▸ Task description
Print the listing below exactly.

▸ Records to process
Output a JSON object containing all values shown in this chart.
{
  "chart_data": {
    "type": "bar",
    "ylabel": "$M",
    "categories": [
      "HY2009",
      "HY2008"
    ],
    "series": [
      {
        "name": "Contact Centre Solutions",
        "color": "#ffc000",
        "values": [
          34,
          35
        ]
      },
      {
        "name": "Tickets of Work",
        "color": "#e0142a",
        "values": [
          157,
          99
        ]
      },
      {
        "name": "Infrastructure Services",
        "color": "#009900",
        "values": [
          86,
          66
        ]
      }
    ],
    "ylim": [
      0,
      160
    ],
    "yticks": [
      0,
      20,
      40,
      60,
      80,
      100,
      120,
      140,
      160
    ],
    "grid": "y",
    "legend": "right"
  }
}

▸ Answer to this problem
Output a JSON object containing all values shown in this chart.
{
  "chart_data": {
    "type": "bar",
    "ylabel": "$M",
    "categories": [
      "HY2009",
      "HY2008"
    ],
    "series": [
      {
        "name": "Contact Centre Solutions",
        "color": "#ffc000",
        "values": [
          34,
          35
        ]
      },
      {
        "name": "Tickets of Work",
        "color": "#e0142a",
        "values": [
          157,
          99
        ]
      },
      {
        "name": "Infrastructure Services",
        "color": "#009900",
        "values": [
          86,
          66
        ]
      }
    ],
    "ylim": [
      0,
      160
    ],
    "yticks": [
      0,
      20,
      40,
      60,
      80,
      100,
      120,
      140,
      160
    ],
    "grid": "y",
    "legend": "right"
  }
}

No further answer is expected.